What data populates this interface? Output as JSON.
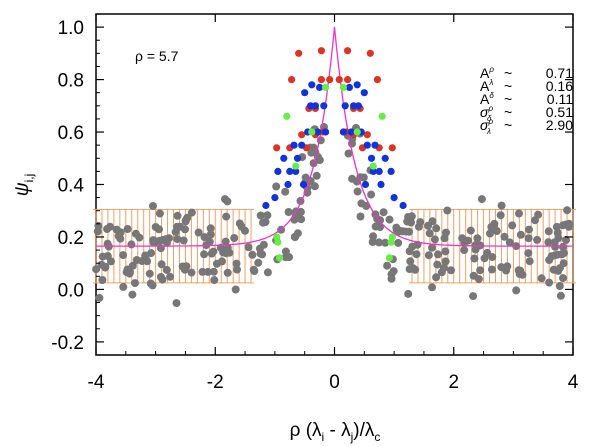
{
  "chart_data": {
    "type": "scatter",
    "xlabel_main": "ρ (λ",
    "xlabel_sub_i": "i",
    "xlabel_mid": " - λ",
    "xlabel_sub_j": "j",
    "xlabel_end": ")/λ",
    "xlabel_sub_c": "c",
    "ylabel_main": "ψ",
    "ylabel_sub": "i,j",
    "xlim": [
      -4,
      4
    ],
    "ylim": [
      -0.25,
      1.05
    ],
    "xticks": [
      -4,
      -2,
      0,
      2,
      4
    ],
    "xtick_labels": [
      "-4",
      "-2",
      "0",
      "2",
      "4"
    ],
    "yticks": [
      -0.2,
      0.0,
      0.2,
      0.4,
      0.6,
      0.8,
      1.0
    ],
    "ytick_labels": [
      "-0.2",
      "0.0",
      "0.2",
      "0.4",
      "0.6",
      "0.8",
      "1.0"
    ],
    "rho_label": "ρ = 5.7",
    "params": [
      {
        "sym": "A",
        "sup": "ρ",
        "val": "0.71"
      },
      {
        "sym": "A",
        "sup": "λ",
        "val": "0.16"
      },
      {
        "sym": "A",
        "sup": "δ",
        "val": "0.11"
      },
      {
        "sym": "σ",
        "sup": "ρ",
        "sub": "δ",
        "val": "0.51"
      },
      {
        "sym": "σ",
        "sup": "ρ",
        "sub": "λ",
        "val": "2.90"
      }
    ],
    "approx": "~",
    "colors": {
      "gray": "#777777",
      "red": "#dd3322",
      "blue": "#1133dd",
      "green": "#66ee44",
      "model": "#ee33cc",
      "errorbar": "#f0a060"
    },
    "series": [
      {
        "color": "red",
        "x": [
          -0.22,
          -0.22,
          -0.08,
          -0.32,
          -0.32,
          -0.2,
          -0.55,
          -0.43,
          -0.75,
          -0.47,
          -0.97,
          -0.72,
          -0.6,
          0.22,
          0.22,
          0.08,
          0.32,
          0.32,
          0.2,
          0.55,
          0.43,
          0.75,
          0.47,
          0.97,
          0.72,
          0.6
        ],
        "y": [
          0.91,
          0.8,
          0.8,
          0.69,
          0.59,
          0.6,
          0.59,
          0.69,
          0.54,
          0.54,
          0.54,
          0.8,
          0.9,
          0.91,
          0.8,
          0.8,
          0.69,
          0.59,
          0.6,
          0.59,
          0.69,
          0.54,
          0.54,
          0.54,
          0.8,
          0.9
        ]
      },
      {
        "color": "blue",
        "x": [
          -0.15,
          -0.28,
          -0.18,
          -0.32,
          -0.4,
          -0.5,
          -0.45,
          -0.55,
          -0.62,
          -0.68,
          -0.75,
          -0.85,
          -0.95,
          -1.0,
          -1.15,
          -0.52,
          -0.65,
          -0.78,
          -0.38,
          -0.25,
          0.15,
          0.28,
          0.18,
          0.32,
          0.4,
          0.5,
          0.45,
          0.55,
          0.62,
          0.68,
          0.75,
          0.85,
          0.95,
          1.0,
          1.15,
          0.52,
          0.65,
          0.78,
          0.38,
          0.25
        ],
        "y": [
          0.6,
          0.6,
          0.7,
          0.7,
          0.7,
          0.75,
          0.6,
          0.55,
          0.5,
          0.55,
          0.45,
          0.5,
          0.45,
          0.35,
          0.32,
          0.4,
          0.45,
          0.4,
          0.78,
          0.77,
          0.6,
          0.6,
          0.7,
          0.7,
          0.7,
          0.75,
          0.6,
          0.55,
          0.5,
          0.55,
          0.45,
          0.5,
          0.45,
          0.35,
          0.32,
          0.4,
          0.45,
          0.4,
          0.78,
          0.77
        ]
      },
      {
        "color": "green",
        "x": [
          -0.15,
          -0.38,
          -0.8,
          -0.65,
          -0.97,
          -0.95,
          -0.92,
          0.15,
          0.38,
          0.8,
          0.65,
          0.97,
          0.95,
          0.92
        ],
        "y": [
          0.77,
          0.6,
          0.66,
          0.47,
          0.2,
          0.18,
          0.12,
          0.77,
          0.6,
          0.66,
          0.47,
          0.2,
          0.18,
          0.12
        ]
      }
    ],
    "gray_scatter": {
      "color": "gray",
      "spread": 0.1
    },
    "model_line": {
      "color": "model",
      "baseline": 0.165,
      "peak": 1.0,
      "scale": 0.35
    },
    "binned_errorbars": {
      "color": "errorbar",
      "x_start": -4.0,
      "x_end": 4.0,
      "step": 0.1,
      "center": 0.165,
      "halfwidth": 0.14,
      "inner_limit": 1.3
    }
  }
}
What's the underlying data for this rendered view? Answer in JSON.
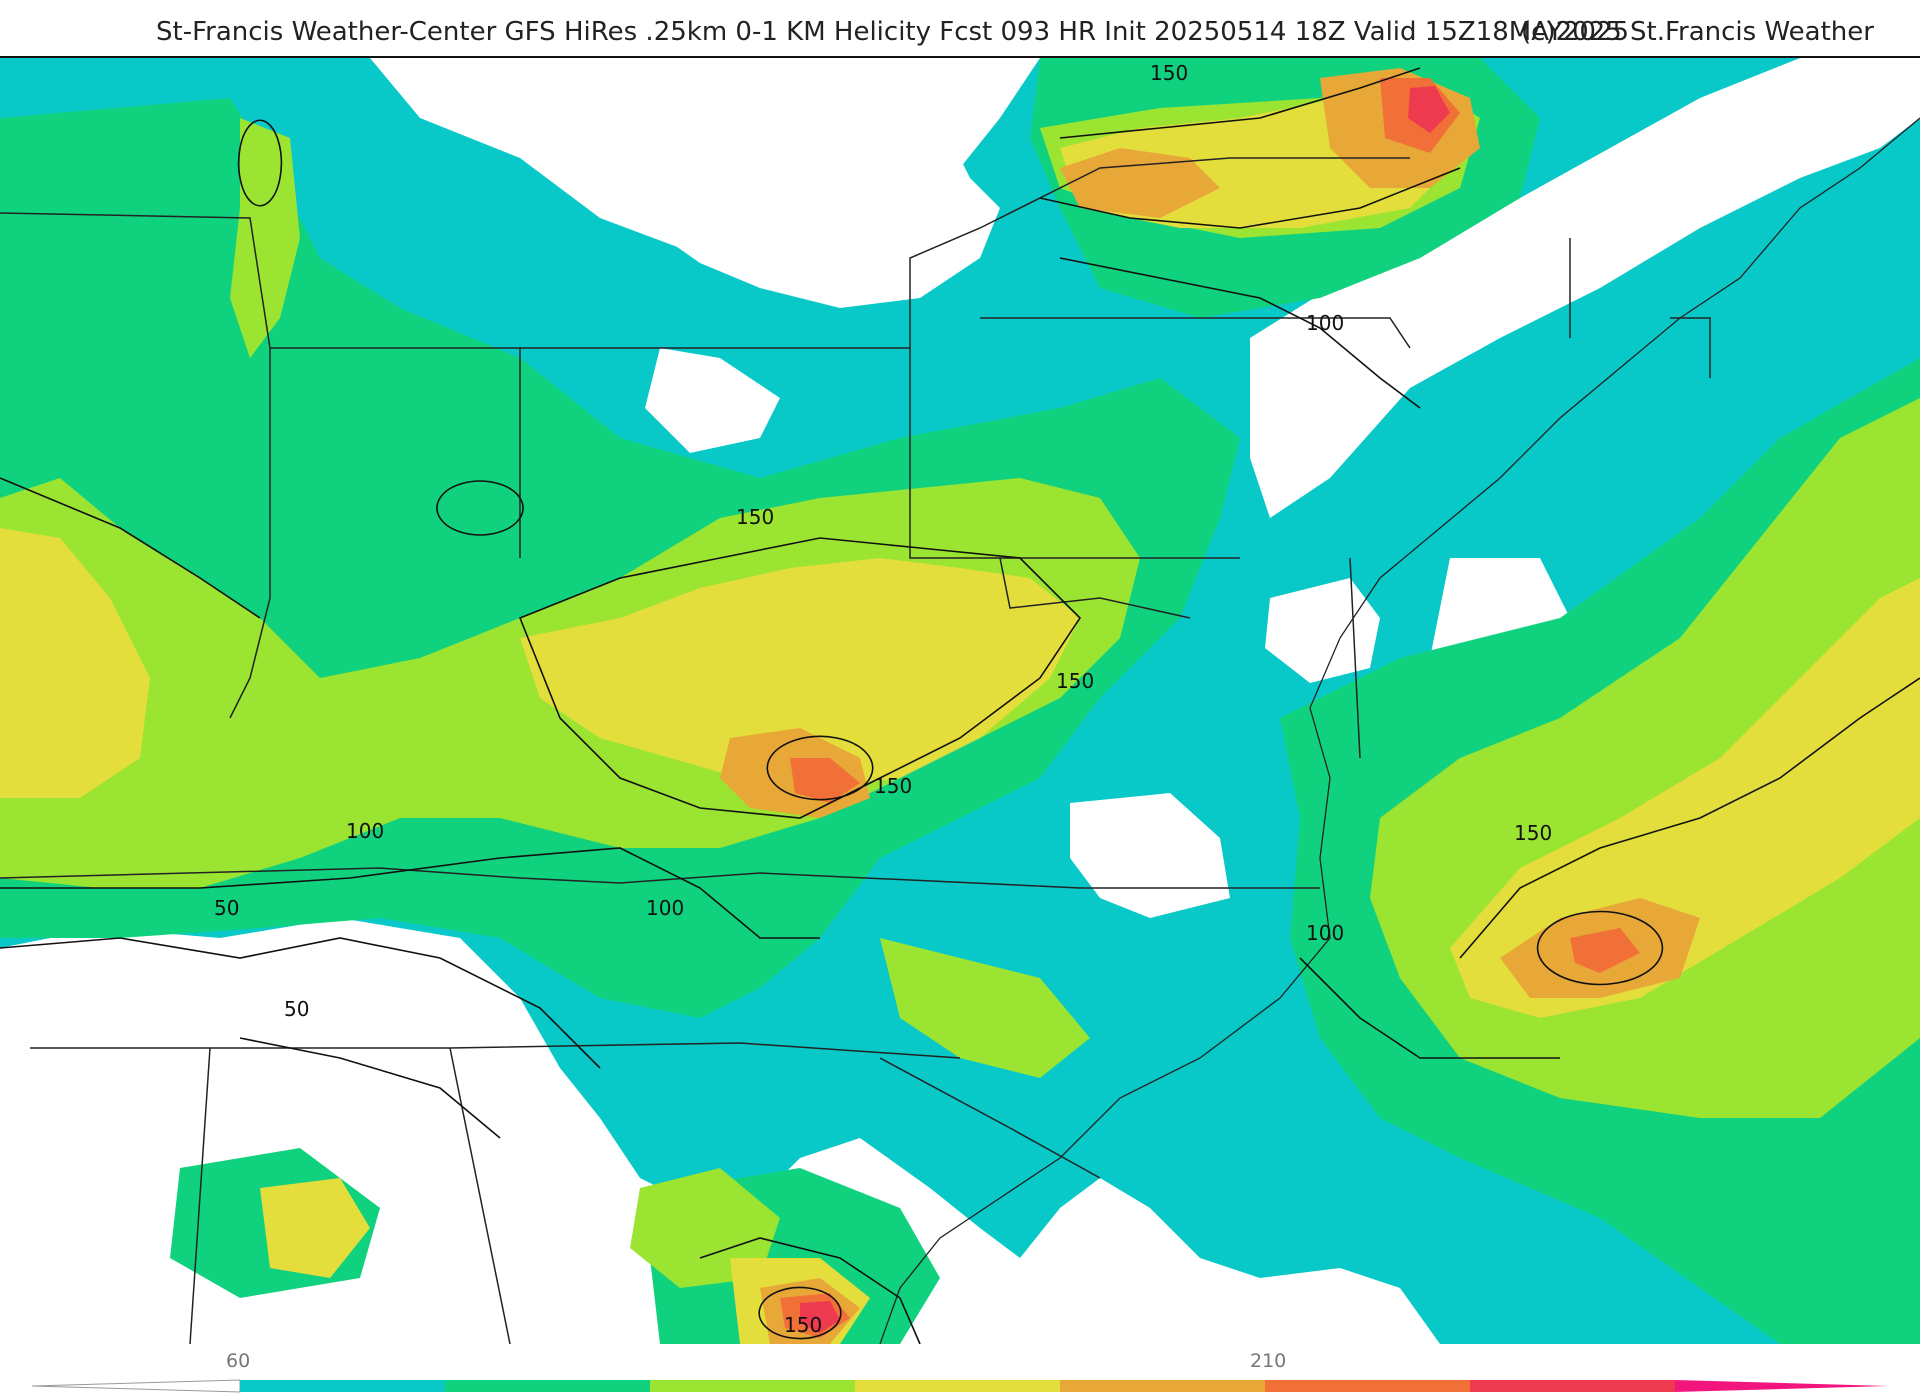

Problem requirements
Your task is to pick out every line with the string "this" and copy it.

Written answer
What data populates this interface? Output as JSON.
What's the underlying data for this rendered view? Answer in JSON.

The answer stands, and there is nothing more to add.